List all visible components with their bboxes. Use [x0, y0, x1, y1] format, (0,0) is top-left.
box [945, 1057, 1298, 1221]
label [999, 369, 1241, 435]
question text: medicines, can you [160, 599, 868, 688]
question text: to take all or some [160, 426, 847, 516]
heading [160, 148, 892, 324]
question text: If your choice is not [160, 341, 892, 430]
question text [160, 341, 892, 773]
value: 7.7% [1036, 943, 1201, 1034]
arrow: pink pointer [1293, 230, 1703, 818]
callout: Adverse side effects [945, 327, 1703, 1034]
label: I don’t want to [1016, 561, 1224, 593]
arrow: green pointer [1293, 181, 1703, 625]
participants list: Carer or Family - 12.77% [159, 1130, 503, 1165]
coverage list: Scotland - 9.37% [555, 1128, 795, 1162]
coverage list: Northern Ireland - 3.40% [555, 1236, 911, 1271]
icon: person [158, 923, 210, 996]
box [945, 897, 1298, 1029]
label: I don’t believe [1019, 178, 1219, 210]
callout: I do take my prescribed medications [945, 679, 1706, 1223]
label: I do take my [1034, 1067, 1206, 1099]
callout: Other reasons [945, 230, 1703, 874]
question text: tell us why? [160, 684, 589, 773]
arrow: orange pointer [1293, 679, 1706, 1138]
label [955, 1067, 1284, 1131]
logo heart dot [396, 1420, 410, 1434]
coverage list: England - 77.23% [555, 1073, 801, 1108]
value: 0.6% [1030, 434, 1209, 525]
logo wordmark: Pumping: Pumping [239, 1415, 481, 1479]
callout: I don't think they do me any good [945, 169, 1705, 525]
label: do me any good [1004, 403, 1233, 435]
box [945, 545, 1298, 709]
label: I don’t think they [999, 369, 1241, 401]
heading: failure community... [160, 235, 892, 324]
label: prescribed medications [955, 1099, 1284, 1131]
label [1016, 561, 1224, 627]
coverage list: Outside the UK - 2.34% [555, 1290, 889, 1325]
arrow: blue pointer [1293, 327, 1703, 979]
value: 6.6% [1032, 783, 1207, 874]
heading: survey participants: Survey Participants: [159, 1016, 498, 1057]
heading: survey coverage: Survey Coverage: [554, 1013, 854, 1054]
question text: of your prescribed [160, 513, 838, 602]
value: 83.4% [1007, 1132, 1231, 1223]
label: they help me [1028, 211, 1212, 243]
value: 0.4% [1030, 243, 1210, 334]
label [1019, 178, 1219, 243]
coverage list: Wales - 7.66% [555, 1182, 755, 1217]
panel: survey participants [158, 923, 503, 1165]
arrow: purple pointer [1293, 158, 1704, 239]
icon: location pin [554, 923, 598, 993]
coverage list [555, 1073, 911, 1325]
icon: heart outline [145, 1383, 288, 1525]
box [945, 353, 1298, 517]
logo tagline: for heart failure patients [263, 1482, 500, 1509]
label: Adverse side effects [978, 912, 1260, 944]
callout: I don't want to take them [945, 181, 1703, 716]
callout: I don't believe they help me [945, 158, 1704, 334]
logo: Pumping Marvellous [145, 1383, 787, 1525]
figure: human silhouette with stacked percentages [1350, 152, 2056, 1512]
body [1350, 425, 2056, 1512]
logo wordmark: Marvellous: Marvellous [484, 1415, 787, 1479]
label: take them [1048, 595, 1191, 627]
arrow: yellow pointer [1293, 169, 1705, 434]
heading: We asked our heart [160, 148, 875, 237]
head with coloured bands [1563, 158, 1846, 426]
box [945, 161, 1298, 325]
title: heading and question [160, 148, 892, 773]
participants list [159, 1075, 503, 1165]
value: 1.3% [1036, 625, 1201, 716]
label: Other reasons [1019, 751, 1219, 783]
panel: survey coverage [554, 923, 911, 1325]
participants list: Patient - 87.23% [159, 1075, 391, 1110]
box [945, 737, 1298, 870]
________________________________________
• **WORK INSTRUCTIONS**: Locate the word "them" in the entries, and copy every line where it is found.

• **TASK RESPONSE**:
callout: I don't want to take them [945, 181, 1703, 716]
label: take them [1048, 595, 1191, 627]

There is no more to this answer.